_READING TEXT_:
--- START ---
Player vs. Environment (PvE) gameplay forms Back 4 Blood’s core, but there’s also a Player vs Player (PvP) mode if you want to battle other people. These quick matches feature one team playing as Cleaners and the other team playing as Ridden. The Cleaners’ goal is to survive the hordes of AI-controlled common zombies, and player-controlled Special Ridden. Before matches start, Cleaners have a limited time to scavenge for weapons and health items. Then they must fortify their location by barricading entrances and setting traps. On the flip side, if you're controlling the Ridden must get past the Cleaners’ defenses and kill them as fast as possible. When a round ends, you switch roles. Against such overwhelming odds, it’s impossible for Cleaners to win. Victory goes to whichever Cleaner team ends up surviving the longest.

Though PvP isn’t as engaging as PvE due to the mode’s relative brevity, it provides an entertaining distraction. It doesn’t quite captivate once the novelty wears off, though. Back 4 Blood lacks Left 4 Dead's Versus PvP campaign mode, which is a glaring omission. In said mode, two teams alternated between human and zombie characters, and competed for points as they played through a preselected story campaign. It was a core Left 4 Dead game mode, and its Back 4 Blood absence is sorely noted.
--- END ---
_ACTION ITEM 1_:
Answer these questions about the Back 4 Blood PvP text, one line each:
(a) What do Cleaners have a limited time to do before matches start?
(b) Which team wins a PvP match?
(c) Which mode from Left 4 Dead does Back 4 Blood lack?
_ACTION ITEM 2_:
According to the Back 4 Blood PvP text, what things do Cleaners do to prepare before a match? List every one.
_ACTION ITEM 3_:
Resume the Back 4 Blood PvP text after its last sentence.

_PROVIDED MATERIAL_:
--- START ---
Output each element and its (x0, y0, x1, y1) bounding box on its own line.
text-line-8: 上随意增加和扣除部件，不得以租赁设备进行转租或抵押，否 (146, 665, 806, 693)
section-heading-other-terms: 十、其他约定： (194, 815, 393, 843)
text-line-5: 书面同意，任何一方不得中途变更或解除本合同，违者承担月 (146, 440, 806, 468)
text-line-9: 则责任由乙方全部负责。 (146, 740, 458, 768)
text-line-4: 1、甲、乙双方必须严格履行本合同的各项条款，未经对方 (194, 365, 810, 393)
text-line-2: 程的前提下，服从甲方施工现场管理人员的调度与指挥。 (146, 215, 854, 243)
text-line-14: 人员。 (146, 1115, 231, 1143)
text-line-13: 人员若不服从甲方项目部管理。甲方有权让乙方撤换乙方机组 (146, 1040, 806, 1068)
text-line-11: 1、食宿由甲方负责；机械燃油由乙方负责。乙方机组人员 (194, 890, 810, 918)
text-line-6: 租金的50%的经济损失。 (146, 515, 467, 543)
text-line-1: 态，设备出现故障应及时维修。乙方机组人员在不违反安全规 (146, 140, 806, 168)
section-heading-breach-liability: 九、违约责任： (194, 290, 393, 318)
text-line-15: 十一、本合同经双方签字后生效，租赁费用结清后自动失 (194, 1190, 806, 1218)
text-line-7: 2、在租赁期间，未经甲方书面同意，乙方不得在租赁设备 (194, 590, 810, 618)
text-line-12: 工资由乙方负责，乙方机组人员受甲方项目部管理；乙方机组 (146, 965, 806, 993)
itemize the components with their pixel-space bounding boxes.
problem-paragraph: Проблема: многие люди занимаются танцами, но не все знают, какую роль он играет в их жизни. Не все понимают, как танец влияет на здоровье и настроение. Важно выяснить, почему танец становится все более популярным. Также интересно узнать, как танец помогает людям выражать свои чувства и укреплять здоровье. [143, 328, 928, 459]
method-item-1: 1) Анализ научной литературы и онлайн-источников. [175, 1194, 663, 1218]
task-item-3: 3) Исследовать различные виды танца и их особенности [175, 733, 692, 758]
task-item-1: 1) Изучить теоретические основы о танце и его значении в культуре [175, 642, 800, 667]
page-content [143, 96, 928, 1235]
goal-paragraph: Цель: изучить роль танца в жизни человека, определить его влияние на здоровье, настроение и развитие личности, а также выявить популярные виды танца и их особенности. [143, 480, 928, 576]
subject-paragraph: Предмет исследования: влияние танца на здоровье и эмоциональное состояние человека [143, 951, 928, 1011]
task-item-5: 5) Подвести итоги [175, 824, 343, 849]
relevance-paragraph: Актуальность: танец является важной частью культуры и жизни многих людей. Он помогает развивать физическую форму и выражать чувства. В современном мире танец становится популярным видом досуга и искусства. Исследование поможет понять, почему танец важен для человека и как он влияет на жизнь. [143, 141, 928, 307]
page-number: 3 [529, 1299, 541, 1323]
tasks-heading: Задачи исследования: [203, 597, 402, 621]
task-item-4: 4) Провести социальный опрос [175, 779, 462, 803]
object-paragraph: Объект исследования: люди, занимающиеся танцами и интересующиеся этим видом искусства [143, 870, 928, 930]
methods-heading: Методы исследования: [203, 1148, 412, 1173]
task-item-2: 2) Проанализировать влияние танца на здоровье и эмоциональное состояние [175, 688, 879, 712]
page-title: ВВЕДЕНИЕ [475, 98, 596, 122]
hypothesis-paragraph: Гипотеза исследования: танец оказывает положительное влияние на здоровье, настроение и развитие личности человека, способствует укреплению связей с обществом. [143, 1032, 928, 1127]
--- END ---
_RESPONSE BOX 1_:
(a) Scavenge for weapons and health items.
(b) Whichever Cleaner team ends up surviving the longest.
(c) The Versus PvP campaign mode.

_RESPONSE BOX 2_:
- Scavenge for weapons
- Scavenge for health items
- Barricade entrances
- Set traps

_RESPONSE BOX 3_:
Can Your PC Run Back 4 Blood?

To play Back 4 Blood, your gaming PC must contain at least an AMD Ryzen 2600 or Intel Core i5-6600 CPU, AMD Radeon RX 570 or Nvidia GeForce GTX 1050 Ti GPU, 12GB of RAM, 25GB of system storage, DirectX 11, and the Windows 10 operating system. To play optimally, your rig needs an AMD Ryzen 7 1800X or Intel i5-8400 GPU, and an AMD Radeon RX 590 or Nvidia GeForce GTX 970 GPU.

We tested Back 4 Blood on two PC desktop computers. One housed an AMD Ryzen 5 3600 CPU and Nvidia GeForce RTX 208 GPU, while the other contained an Intel i7-4790 CPU and Nvidia GeForce GTX 1080 GPU. The game topped 60 frames per second on both PCs (at High, 1080p graphical settings). Overall, Back 4 Blood ran without a hitch.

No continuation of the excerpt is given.